■ Aim ■
Reproduce every entry exactly as shown.

------------------------------

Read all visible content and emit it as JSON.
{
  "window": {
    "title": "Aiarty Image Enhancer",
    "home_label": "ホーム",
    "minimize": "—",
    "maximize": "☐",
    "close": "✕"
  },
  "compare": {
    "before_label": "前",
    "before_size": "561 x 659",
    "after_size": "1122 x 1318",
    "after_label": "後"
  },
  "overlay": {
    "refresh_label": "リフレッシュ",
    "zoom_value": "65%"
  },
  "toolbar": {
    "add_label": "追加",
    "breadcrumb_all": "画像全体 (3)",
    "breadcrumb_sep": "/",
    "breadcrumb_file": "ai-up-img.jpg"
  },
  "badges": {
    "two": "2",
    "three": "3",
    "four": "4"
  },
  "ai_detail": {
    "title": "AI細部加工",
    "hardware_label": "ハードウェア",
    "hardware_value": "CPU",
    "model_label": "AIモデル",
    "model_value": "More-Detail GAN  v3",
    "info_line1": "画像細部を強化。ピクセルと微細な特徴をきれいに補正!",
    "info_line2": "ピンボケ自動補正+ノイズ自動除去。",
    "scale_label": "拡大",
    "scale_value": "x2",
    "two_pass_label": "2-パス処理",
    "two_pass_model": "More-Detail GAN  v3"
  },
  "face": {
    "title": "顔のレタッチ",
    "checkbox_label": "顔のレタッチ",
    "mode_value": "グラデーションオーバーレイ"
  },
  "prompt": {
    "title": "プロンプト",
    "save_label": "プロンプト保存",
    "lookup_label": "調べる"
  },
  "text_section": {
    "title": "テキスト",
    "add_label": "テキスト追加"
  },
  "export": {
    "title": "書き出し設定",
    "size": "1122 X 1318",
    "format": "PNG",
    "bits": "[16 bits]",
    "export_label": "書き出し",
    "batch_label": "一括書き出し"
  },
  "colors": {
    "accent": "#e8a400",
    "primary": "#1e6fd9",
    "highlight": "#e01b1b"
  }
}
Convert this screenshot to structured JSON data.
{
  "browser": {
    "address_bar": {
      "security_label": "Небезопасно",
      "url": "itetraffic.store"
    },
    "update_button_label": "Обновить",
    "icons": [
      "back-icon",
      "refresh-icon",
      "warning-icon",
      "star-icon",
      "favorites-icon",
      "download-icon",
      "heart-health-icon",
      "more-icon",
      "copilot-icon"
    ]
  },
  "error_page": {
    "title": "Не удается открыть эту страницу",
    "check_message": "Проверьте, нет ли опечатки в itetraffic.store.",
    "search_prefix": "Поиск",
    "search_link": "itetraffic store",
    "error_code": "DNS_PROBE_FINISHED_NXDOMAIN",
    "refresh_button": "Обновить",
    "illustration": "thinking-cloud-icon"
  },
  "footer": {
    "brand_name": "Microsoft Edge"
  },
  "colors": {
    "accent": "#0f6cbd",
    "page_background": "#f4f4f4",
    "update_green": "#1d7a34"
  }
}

------------------------------

■ Problem solution ■
Read all visible content and emit it as JSON.
{
  "window": {
    "title": "Aiarty Image Enhancer",
    "home_label": "ホーム",
    "minimize": "—",
    "maximize": "☐",
    "close": "✕"
  },
  "compare": {
    "before_label": "前",
    "before_size": "561 x 659",
    "after_size": "1122 x 1318",
    "after_label": "後"
  },
  "overlay": {
    "refresh_label": "リフレッシュ",
    "zoom_value": "65%"
  },
  "toolbar": {
    "add_label": "追加",
    "breadcrumb_all": "画像全体 (3)",
    "breadcrumb_sep": "/",
    "breadcrumb_file": "ai-up-img.jpg"
  },
  "badges": {
    "two": "2",
    "three": "3",
    "four": "4"
  },
  "ai_detail": {
    "title": "AI細部加工",
    "hardware_label": "ハードウェア",
    "hardware_value": "CPU",
    "model_label": "AIモデル",
    "model_value": "More-Detail GAN  v3",
    "info_line1": "画像細部を強化。ピクセルと微細な特徴をきれいに補正!",
    "info_line2": "ピンボケ自動補正+ノイズ自動除去。",
    "scale_label": "拡大",
    "scale_value": "x2",
    "two_pass_label": "2-パス処理",
    "two_pass_model": "More-Detail GAN  v3"
  },
  "face": {
    "title": "顔のレタッチ",
    "checkbox_label": "顔のレタッチ",
    "mode_value": "グラデーションオーバーレイ"
  },
  "prompt": {
    "title": "プロンプト",
    "save_label": "プロンプト保存",
    "lookup_label": "調べる"
  },
  "text_section": {
    "title": "テキスト",
    "add_label": "テキスト追加"
  },
  "export": {
    "title": "書き出し設定",
    "size": "1122 X 1318",
    "format": "PNG",
    "bits": "[16 bits]",
    "export_label": "書き出し",
    "batch_label": "一括書き出し"
  },
  "colors": {
    "accent": "#e8a400",
    "primary": "#1e6fd9",
    "highlight": "#e01b1b"
  }
}
Convert this screenshot to structured JSON data.
{
  "browser": {
    "address_bar": {
      "security_label": "Небезопасно",
      "url": "itetraffic.store"
    },
    "update_button_label": "Обновить",
    "icons": [
      "back-icon",
      "refresh-icon",
      "warning-icon",
      "star-icon",
      "favorites-icon",
      "download-icon",
      "heart-health-icon",
      "more-icon",
      "copilot-icon"
    ]
  },
  "error_page": {
    "title": "Не удается открыть эту страницу",
    "check_message": "Проверьте, нет ли опечатки в itetraffic.store.",
    "search_prefix": "Поиск",
    "search_link": "itetraffic store",
    "error_code": "DNS_PROBE_FINISHED_NXDOMAIN",
    "refresh_button": "Обновить",
    "illustration": "thinking-cloud-icon"
  },
  "footer": {
    "brand_name": "Microsoft Edge"
  },
  "colors": {
    "accent": "#0f6cbd",
    "page_background": "#f4f4f4",
    "update_green": "#1d7a34"
  }
}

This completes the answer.